• _Selected text_:

+++

Five years ago, I surveyed the many changes brought to the tight end position during the era of Tony Gonzalez and Antonio Gates, whose parallel ascents to the top of the historical rankings mirrored the game’s turn toward more receiver-like talents in the role. During the 15 NFL seasons from 1999 to 2013, either Gonzalez or Gates finished among the top five in tight-end receiving yardage every single year.1 During that same span, the share of league receiving yards going to tight ends increased dramatically, from 12 percent to 21 percent.
It was a tight end revolution. But by now, the primary instigators have moved on. Gates is sort of still around — maybe — but Gonzalez retired after the 2013 season. And Rob Gronkowski, the greatest tight end of the era after the primes of Gonzalez and Gates, hung up his spikes in March. In their place, new statistical monsters have emerged. In fact, 2018 saw both of the two greatest yardage seasons by tight ends in NFL history:
After producing an eye-popping 2,713 yards between them, George Kittle of the San Francisco 49ers and Travis Kelce of the Kansas City Chiefs are clearly the new standard-bearers for the superstar tight end. So is this the start of another Gonzalez/Gates-style dynasty at the position? Or something different entirely? And might they be joined by even more elite tight ends in 2019?
There’s no question that the stat above — a record-breaking double for single-season yardage — grabs your attention right away. But it doesn’t necessarily follow that Kittle and Kelce had the two most valuable tight end seasons of all time last year. According to Football Outsiders’ Defense-adjusted Yards Above Replacement metric, which measures a player’s production in terms of how much it adds to the team’s chances of scoring on any given drive (and adjusts for strength of schedule and era), Kittle was only the 44th-best single-season performer at the position since 1986, their earliest season of data. And instead of being the second-best all-time, Kelce ranks 60th, while Philadelphia’s Zach Ertz, who last year posted the 11th-best season for a tight end since 1986 in terms of yardage, ranks just 282nd in DYAR.
|Yards Rank||Player||Season||Team||DVOA||DYAR||DYAR Rank|
While the best yardage seasons by Gronkowski, Gonzalez and Gates ranked among the most valuable since 1986 according to DYAR — thanks in large part to enormous per-play efficiency (as measured by Defense-adjusted Value Over Average, Football Outsiders’ rate-stat answer to DYAR) — Kittle and Kelce were less efficient in their monster seasons. This is true relative to other tight ends but also just in the sense that all passes to a tight end are less efficient now than they used to be, both compared with the average pass and (especially) relative to the average offensive play.
From 2006 (the first season of ESPN’s expected points added data) through 2011, the average pass attempt to a tight end added about 18 percent more EPA per play than the overall average for all passes. Since 2012, the average tight end target has been worth only 14 percent more EPA than an average pass to any position. At the same time, passes make up a larger share of offensive plays than in the past,2 which only further reduces the edge in effectiveness that a tight end target has relative to the average NFL offensive play.
Simply put, it’s harder to stand out as a great tight end these days. Gonzalez and Gates used to excel by creating mismatches, forcing defenses to choose between committing undersized defensive backs against their towering frames or using slower linebackers in coverage against their speed. But defenses have adapted by emphasizing quicker linebackers and developing hybrid safeties who can defend the run while still keeping stride with receiving tight ends. At the same time, tight end prospects are emphasizing pass-catching skills more than other aspects of the job, creating a whole league full of quasi-receivers at the position.

+++

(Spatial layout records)
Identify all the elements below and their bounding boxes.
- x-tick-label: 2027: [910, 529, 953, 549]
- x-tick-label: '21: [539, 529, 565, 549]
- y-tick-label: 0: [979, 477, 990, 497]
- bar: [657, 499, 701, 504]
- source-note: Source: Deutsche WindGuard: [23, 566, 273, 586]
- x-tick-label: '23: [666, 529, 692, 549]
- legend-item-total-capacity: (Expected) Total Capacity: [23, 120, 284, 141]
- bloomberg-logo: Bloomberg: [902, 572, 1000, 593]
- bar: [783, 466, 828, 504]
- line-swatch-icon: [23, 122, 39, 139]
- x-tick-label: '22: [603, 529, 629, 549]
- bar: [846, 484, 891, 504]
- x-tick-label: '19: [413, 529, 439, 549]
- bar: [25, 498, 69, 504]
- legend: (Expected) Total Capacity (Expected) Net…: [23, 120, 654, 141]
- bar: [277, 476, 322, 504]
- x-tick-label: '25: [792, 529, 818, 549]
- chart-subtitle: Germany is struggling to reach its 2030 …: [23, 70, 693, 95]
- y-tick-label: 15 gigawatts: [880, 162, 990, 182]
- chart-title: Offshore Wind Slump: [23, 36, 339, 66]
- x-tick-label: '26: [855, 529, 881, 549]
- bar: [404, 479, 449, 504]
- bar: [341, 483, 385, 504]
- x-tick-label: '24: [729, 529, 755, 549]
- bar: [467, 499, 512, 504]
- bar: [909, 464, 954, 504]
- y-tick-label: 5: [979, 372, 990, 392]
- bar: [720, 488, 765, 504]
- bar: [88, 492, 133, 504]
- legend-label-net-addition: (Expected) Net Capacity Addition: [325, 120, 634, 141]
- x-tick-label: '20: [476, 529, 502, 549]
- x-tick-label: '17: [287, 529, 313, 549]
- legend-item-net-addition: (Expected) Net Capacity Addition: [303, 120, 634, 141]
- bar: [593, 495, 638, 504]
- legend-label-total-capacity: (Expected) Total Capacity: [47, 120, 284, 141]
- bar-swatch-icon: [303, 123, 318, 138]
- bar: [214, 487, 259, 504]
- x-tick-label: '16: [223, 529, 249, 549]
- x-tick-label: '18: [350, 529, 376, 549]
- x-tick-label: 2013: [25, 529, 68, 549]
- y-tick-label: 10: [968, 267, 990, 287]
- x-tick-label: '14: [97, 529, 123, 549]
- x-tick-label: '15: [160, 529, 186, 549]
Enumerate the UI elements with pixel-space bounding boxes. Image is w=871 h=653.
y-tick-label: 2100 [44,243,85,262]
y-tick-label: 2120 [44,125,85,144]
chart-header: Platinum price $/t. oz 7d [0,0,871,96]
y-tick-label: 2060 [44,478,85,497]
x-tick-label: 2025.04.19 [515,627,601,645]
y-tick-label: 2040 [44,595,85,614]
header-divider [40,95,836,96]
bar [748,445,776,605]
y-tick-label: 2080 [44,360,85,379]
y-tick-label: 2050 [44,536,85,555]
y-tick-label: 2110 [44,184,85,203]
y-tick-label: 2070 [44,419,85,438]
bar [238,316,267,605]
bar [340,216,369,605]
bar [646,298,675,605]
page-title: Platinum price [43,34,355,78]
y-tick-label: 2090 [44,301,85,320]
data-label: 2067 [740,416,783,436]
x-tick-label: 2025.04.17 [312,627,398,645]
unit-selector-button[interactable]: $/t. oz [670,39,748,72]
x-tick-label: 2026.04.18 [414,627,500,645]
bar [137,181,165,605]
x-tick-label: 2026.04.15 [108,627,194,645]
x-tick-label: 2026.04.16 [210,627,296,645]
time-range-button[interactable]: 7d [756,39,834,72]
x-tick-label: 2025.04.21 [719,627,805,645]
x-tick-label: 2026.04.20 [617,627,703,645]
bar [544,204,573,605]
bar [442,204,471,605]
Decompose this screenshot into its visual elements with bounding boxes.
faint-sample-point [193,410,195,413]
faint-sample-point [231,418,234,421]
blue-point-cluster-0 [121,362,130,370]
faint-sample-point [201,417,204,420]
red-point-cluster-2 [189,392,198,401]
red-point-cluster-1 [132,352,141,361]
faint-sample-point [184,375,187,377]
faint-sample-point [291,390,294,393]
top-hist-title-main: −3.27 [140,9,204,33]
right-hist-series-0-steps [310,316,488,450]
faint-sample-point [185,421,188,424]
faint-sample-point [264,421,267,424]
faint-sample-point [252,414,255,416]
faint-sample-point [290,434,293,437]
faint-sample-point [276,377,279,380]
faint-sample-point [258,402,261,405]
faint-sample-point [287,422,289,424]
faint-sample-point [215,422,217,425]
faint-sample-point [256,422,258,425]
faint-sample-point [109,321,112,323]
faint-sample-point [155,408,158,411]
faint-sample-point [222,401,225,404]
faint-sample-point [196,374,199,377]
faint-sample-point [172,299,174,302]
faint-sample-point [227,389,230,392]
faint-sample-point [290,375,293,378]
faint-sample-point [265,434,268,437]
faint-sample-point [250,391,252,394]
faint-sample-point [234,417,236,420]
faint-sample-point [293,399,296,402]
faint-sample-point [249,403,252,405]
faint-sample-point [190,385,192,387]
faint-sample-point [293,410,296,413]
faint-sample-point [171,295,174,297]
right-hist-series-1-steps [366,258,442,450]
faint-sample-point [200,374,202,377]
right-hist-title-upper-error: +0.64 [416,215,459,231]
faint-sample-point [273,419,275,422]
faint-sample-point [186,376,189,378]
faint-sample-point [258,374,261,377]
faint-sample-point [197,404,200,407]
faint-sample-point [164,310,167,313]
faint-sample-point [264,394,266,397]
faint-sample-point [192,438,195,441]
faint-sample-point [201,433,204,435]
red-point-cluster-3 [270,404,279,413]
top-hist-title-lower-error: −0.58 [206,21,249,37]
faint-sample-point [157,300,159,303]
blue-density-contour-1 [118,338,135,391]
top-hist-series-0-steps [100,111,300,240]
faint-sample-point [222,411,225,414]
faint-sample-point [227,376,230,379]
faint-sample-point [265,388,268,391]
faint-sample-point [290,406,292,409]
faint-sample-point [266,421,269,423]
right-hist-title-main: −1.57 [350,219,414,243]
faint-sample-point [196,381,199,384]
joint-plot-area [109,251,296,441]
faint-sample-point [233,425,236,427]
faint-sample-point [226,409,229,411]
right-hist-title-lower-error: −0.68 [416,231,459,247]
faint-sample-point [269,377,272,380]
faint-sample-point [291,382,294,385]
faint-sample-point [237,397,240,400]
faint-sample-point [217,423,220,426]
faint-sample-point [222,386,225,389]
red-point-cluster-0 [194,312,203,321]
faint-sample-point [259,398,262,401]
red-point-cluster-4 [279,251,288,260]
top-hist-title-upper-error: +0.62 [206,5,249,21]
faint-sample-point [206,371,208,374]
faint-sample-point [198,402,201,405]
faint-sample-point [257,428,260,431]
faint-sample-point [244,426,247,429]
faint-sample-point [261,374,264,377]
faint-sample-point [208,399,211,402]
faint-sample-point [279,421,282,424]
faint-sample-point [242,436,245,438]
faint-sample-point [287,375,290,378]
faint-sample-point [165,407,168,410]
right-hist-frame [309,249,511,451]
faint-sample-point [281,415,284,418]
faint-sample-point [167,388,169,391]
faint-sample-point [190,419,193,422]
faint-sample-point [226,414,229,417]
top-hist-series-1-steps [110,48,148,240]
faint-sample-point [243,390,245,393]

+++

Pick up the article on NFL tight ends after its last sentence and continue it. The records are separate material, unrelated to the article on NFL tight ends.

You can see this trend in how tight ends are being deployed. Only 44 percent of total receiving yards went to tight ends who lined up from the traditional tight end spot at the end of the offensive line (including playoffs). Kelce picked up 906 yards from lining up as an oversized slot receiver, and 41 percent of overall tight end receiving yardage was gained that way in 2018. Kelce also hauled in 240 more yards — best in the league among TEs — while split out wide, from where about 13 percent of all tight end yardage was accrued. (That’s nearly double what the share was at the beginning of the decade.)
Perhaps the balance of all these changes explains why, after massive gains in the share of receiving yardage filtered to tight ends between the 1990s and early 2010s, that number has stagnated in recent seasons, fluctuating between 19 and 20 percent each year since 2013. Tight ends are still among the most efficient options on the field, but teams might be maxing out just how much of a receiving load they can ask the position to carry. Ertz set a new tight end record last season with 156 targets; Kelce (150) and Kittle (136) weren’t far behind.
The next tight end to join them atop the yardage (and workload) list might be O.J. Howard of the Tampa Bay Buccaneers, who ranked third in DYAR behind Kittle and Kelce last season despite being targeted for a third as many passes. Howard had a league-leading DVOA of +44 percent in 2018, and he actually ranked ahead of Kelce in ProFootballFocus’s metrics because of superior blocking grades. Howard seems due for a greater role in Tampa’s offense than before, though, and if his elite TE peers are any indication, that might mean a big dip in efficiency. Then again, Howard also embodies the kind of deep-threat mismatch a modern tight end is increasingly required to be, with an average depth of 11.47 air yards per target last season, which ranked second only to Gronkowski.3
Either way, despite the record-setting numbers, Kittle and Kelce aren’t necessarily better than their TE predecessors — just different. And they might have company at the top soon. But if today’s top tight ends are less dominant relative to league average than in the heyday of Gonzalez and Gates, it might just be because the whole position has gotten better and is being asked to do a lot more, while defenses are more geared to stop them than ever.